▶ _EXERCISE OBJECTIVE_: Check every line of the entries that follow, and copy the ones containing "培育和践行社会主义核心价值观".

[Excerpts from a figure dataset]
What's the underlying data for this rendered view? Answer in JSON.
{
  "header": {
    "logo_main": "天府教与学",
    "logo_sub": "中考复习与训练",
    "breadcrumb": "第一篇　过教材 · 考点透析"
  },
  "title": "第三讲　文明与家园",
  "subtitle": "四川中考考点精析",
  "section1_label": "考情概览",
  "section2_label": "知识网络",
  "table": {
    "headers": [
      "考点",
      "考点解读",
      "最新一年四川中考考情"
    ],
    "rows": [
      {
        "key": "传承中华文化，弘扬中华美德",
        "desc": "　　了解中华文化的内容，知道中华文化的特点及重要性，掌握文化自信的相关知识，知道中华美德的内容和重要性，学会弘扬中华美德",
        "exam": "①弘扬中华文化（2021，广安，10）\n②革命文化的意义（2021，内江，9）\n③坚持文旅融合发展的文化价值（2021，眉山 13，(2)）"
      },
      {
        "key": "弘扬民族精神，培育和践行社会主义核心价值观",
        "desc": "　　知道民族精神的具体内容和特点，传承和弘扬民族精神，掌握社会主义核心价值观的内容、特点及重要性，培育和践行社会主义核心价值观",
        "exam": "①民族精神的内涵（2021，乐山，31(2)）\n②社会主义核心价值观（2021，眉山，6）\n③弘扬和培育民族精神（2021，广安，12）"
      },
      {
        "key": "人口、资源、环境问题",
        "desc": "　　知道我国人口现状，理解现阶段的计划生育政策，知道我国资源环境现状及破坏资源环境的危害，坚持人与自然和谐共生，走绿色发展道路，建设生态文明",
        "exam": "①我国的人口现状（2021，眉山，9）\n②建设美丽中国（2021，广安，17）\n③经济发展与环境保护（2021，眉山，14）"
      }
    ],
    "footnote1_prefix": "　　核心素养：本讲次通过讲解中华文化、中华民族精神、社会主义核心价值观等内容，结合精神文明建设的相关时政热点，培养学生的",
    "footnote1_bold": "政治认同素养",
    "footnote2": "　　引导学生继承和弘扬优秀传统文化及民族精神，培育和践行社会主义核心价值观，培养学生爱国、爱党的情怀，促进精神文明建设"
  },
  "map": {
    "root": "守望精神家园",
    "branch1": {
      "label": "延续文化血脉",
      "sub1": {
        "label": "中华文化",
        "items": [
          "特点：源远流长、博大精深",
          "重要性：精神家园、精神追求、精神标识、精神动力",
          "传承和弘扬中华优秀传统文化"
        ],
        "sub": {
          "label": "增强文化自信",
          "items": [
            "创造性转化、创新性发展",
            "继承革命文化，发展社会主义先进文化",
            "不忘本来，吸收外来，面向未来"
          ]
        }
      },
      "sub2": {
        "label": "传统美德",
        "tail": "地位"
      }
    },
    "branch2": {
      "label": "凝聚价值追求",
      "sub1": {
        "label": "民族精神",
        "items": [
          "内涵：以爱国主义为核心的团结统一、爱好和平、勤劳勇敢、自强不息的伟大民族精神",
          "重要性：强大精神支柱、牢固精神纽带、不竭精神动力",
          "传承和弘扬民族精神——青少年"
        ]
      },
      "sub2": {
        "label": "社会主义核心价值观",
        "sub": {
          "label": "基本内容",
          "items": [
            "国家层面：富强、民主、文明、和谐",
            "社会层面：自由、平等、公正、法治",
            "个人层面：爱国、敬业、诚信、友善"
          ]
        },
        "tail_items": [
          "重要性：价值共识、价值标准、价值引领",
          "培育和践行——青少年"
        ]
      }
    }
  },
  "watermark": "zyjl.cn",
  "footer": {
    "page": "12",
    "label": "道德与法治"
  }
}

▶ _OUTPUT FOR THIS TASK_:
        "key": "弘扬民族精神，培育和践行社会主义核心价值观",
        "desc": "　　知道民族精神的具体内容和特点，传承和弘扬民族精神，掌握社会主义核心价值观的内容、特点及重要性，培育和践行社会主义核心价值观",
    "footnote2": "　　引导学生继承和弘扬优秀传统文化及民族精神，培育和践行社会主义核心价值观，培养学生爱国、爱党的情怀，促进精神文明建设"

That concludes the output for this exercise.